私がその会社に入ってまだ数か月のころだった。
バブル期の建設ラッシュで大もうけしたこの会社は数年前に念願の自社工場を新設した。
だが竣工とほぼ同時にバブルが崩壊したため、私が入社したときにはすでに巨額の赤字に苦しむ残念な会社に変貌していた。
それでこの会社は、かねてから資金援助してくれていたF社に買収されることになり、表向きは社名も社長も変わらないが正式にF社の子会社になった。
F社のM社長は、業績を上げられない、つまり借金を返済する気がなく、やる気のない(わけではないのだが)当社社員を歯がゆく思っていた。
そこで我々を叱責すべくわざわざ遠方の県からやってくることになったというのが、今回のいきさつだった。

「私らも聞かなあかんのですか?」
(会社の経営不振は私ら末端社員のせいとちゃいますやん、なんで私らまで叱られなあかんのですか)な雰囲気をバンバンにじませながら、経理の先輩女性社員が部長の一人に詰め寄った。
部長は
「M社長は全員集めろ言うてはるから……」
とモゴモゴ言いながら(言いたいことは分かるけど一つよろしく堪忍してや)なオーラを発した。

上階のショールームには従業員の人数分のパイプ椅子を並べ、その向かいにM社長とO副社長、そして当社上層部用のちょっと上等な椅子とテーブルを用意していたのだが、1時少し前に同僚の女性社員と一緒に一歩足を踏み入れた瞬間、そりゃないだろ! と目を剥いた。
M社長のド真ん前の列がスコーンと空いていて、両サイドと後ろの席を各工場から来た、いい年こいた工場長や現場主任らが陣取っていたからだ。
しかし部屋の空気はすでに胃が痛くなるほどピーンと張りつめて嫌な緊張感が漂っており、
「工場長たちが前に座ってくださいよ!」
なんて言えるような感じではなかった。
チッ! と舌打ちこそ出なかったものの、女性社員らは刺すような視線を彼らに送りながらしぶしぶ前列に座り、私はその後ろの列に座った。

1時きっかりにM社長が入室した。
M社長はF社とこの会社の関係の話を皮切りに、F社がどれだけ多大な支援を行ってきたかを語り、それなのに社員がふがいないから赤字が増えるばかりだ、君たちにはやる気があるのか! と私たちを厳しく叱責した。
部屋にはM社長の怒号だけが響き渡っていた。

入社数か月の私がなぜこんなお叱りを受けなければならないのか、そもそも事務職の私たちがどう頑張れば会社の借金が減るのか、何をどうすればM社長は満足なのかさっぱり分からなかった。だが真面目な私はM社長の話すべてに耳を傾けていた。

すると、こんな言葉が耳に飛び込んできた。

「そもそもバルブが弾けたときに……」

……今なんつった?

バルブって言った?

→ **課題**
本文の「とモゴモゴ言いながら(言いた」から「1時きっかりにM社長が入室した。」までを、「1時きっかりにM社長が入室した。」も含めて一字一句そのまま書き写してください。 この後のリストは本文とは関係しない。

→ **レイアウト注釈セットからの抜粋**
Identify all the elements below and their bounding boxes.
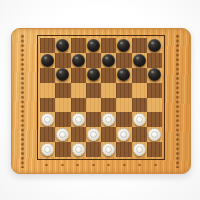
carved-ornament-left xyxy=(20,34,25,168)
white-piece[interactable] xyxy=(87,128,100,141)
tick-1 xyxy=(45,164,48,166)
white-piece[interactable] xyxy=(102,143,115,156)
square-r3c7[interactable] xyxy=(132,68,147,83)
square-r8c3[interactable] xyxy=(71,142,86,157)
square-r2c4[interactable] xyxy=(86,53,101,68)
square-r1c3[interactable] xyxy=(71,38,86,53)
square-r5c5[interactable] xyxy=(101,98,116,113)
square-r3c6[interactable] xyxy=(116,68,131,83)
square-r5c1[interactable] xyxy=(40,98,55,113)
black-piece[interactable] xyxy=(133,54,146,67)
tick-6 xyxy=(123,164,126,166)
square-r2c5[interactable] xyxy=(101,53,116,68)
white-piece[interactable] xyxy=(41,143,54,156)
square-r1c4[interactable] xyxy=(86,38,101,53)
square-r7c5[interactable] xyxy=(101,127,116,142)
square-r5c8[interactable] xyxy=(147,98,162,113)
square-r5c4[interactable] xyxy=(86,98,101,113)
square-r3c2[interactable] xyxy=(55,68,70,83)
square-r5c6[interactable] xyxy=(116,98,131,113)
square-r4c8[interactable] xyxy=(147,83,162,98)
square-r1c6[interactable] xyxy=(116,38,131,53)
tick-8 xyxy=(154,164,157,166)
square-r6c5[interactable] xyxy=(101,112,116,127)
white-piece[interactable] xyxy=(133,143,146,156)
tick-4 xyxy=(92,164,95,166)
black-piece[interactable] xyxy=(117,39,130,52)
carved-ornament-right xyxy=(175,34,180,168)
white-piece[interactable] xyxy=(148,128,161,141)
black-piece[interactable] xyxy=(102,54,115,67)
black-piece[interactable] xyxy=(148,39,161,52)
square-r8c5[interactable] xyxy=(101,142,116,157)
checkers-board xyxy=(11,28,191,174)
square-r6c2[interactable] xyxy=(55,112,70,127)
white-piece[interactable] xyxy=(72,143,85,156)
square-r6c3[interactable] xyxy=(71,112,86,127)
square-r3c4[interactable] xyxy=(86,68,101,83)
square-r1c5[interactable] xyxy=(101,38,116,53)
square-r5c7[interactable] xyxy=(132,98,147,113)
white-piece[interactable] xyxy=(72,113,85,126)
white-piece[interactable] xyxy=(117,128,130,141)
square-r3c5[interactable] xyxy=(101,68,116,83)
square-r7c8[interactable] xyxy=(147,127,162,142)
square-r8c7[interactable] xyxy=(132,142,147,157)
square-r1c7[interactable] xyxy=(132,38,147,53)
square-r8c4[interactable] xyxy=(86,142,101,157)
white-piece[interactable] xyxy=(41,113,54,126)
board-frame xyxy=(37,35,165,160)
square-r5c2[interactable] xyxy=(55,98,70,113)
square-r7c6[interactable] xyxy=(116,127,131,142)
square-r2c3[interactable] xyxy=(71,53,86,68)
square-r6c6[interactable] xyxy=(116,112,131,127)
white-piece[interactable] xyxy=(133,113,146,126)
square-r7c4[interactable] xyxy=(86,127,101,142)
square-r6c4[interactable] xyxy=(86,112,101,127)
square-r4c4[interactable] xyxy=(86,83,101,98)
square-r4c1[interactable] xyxy=(40,83,55,98)
square-r2c8[interactable] xyxy=(147,53,162,68)
white-piece[interactable] xyxy=(56,128,69,141)
square-r8c6[interactable] xyxy=(116,142,131,157)
square-r4c3[interactable] xyxy=(71,83,86,98)
square-r8c2[interactable] xyxy=(55,142,70,157)
square-r7c2[interactable] xyxy=(55,127,70,142)
square-r3c1[interactable] xyxy=(40,68,55,83)
square-r4c5[interactable] xyxy=(101,83,116,98)
square-r4c6[interactable] xyxy=(116,83,131,98)
square-r2c1[interactable] xyxy=(40,53,55,68)
black-piece[interactable] xyxy=(56,68,69,81)
photo-background xyxy=(0,0,200,200)
black-piece[interactable] xyxy=(117,68,130,81)
board-grid xyxy=(40,38,162,157)
square-r3c3[interactable] xyxy=(71,68,86,83)
black-piece[interactable] xyxy=(87,39,100,52)
white-piece[interactable] xyxy=(102,113,115,126)
tick-5 xyxy=(107,164,110,166)
black-piece[interactable] xyxy=(72,54,85,67)
black-piece[interactable] xyxy=(87,68,100,81)
square-r1c2[interactable] xyxy=(55,38,70,53)
square-r4c2[interactable] xyxy=(55,83,70,98)
square-r2c2[interactable] xyxy=(55,53,70,68)
black-piece[interactable] xyxy=(41,54,54,67)
square-r8c8[interactable] xyxy=(147,142,162,157)
square-r2c6[interactable] xyxy=(116,53,131,68)
square-r8c1[interactable] xyxy=(40,142,55,157)
tick-7 xyxy=(138,164,141,166)
square-r1c8[interactable] xyxy=(147,38,162,53)
square-r1c1[interactable] xyxy=(40,38,55,53)
tick-2 xyxy=(61,164,64,166)
tick-3 xyxy=(76,164,79,166)
square-r5c3[interactable] xyxy=(71,98,86,113)
square-r4c7[interactable] xyxy=(132,83,147,98)
square-r3c8[interactable] xyxy=(147,68,162,83)
square-r6c1[interactable] xyxy=(40,112,55,127)
square-r7c7[interactable] xyxy=(132,127,147,142)
black-piece[interactable] xyxy=(56,39,69,52)
black-piece[interactable] xyxy=(148,68,161,81)
square-r7c1[interactable] xyxy=(40,127,55,142)
square-r7c3[interactable] xyxy=(71,127,86,142)
square-r2c7[interactable] xyxy=(132,53,147,68)
square-r6c8[interactable] xyxy=(147,112,162,127)
square-r6c7[interactable] xyxy=(132,112,147,127)
coordinate-ticks xyxy=(39,163,163,166)
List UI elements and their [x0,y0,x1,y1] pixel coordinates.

→ **解答**
とモゴモゴ言いながら(言いたいことは分かるけど一つよろしく堪忍してや)なオーラを発した。

上階のショールームには従業員の人数分のパイプ椅子を並べ、その向かいにM社長とO副社長、そして当社上層部用のちょっと上等な椅子とテーブルを用意していたのだが、1時少し前に同僚の女性社員と一緒に一歩足を踏み入れた瞬間、そりゃないだろ! と目を剥いた。
M社長のド真ん前の列がスコーンと空いていて、両サイドと後ろの席を各工場から来た、いい年こいた工場長や現場主任らが陣取っていたからだ。
しかし部屋の空気はすでに胃が痛くなるほどピーンと張りつめて嫌な緊張感が漂っており、
「工場長たちが前に座ってくださいよ!」
なんて言えるような感じではなかった。
チッ! と舌打ちこそ出なかったものの、女性社員らは刺すような視線を彼らに送りながらしぶしぶ前列に座り、私はその後ろの列に座った。

1時きっかりにM社長が入室した。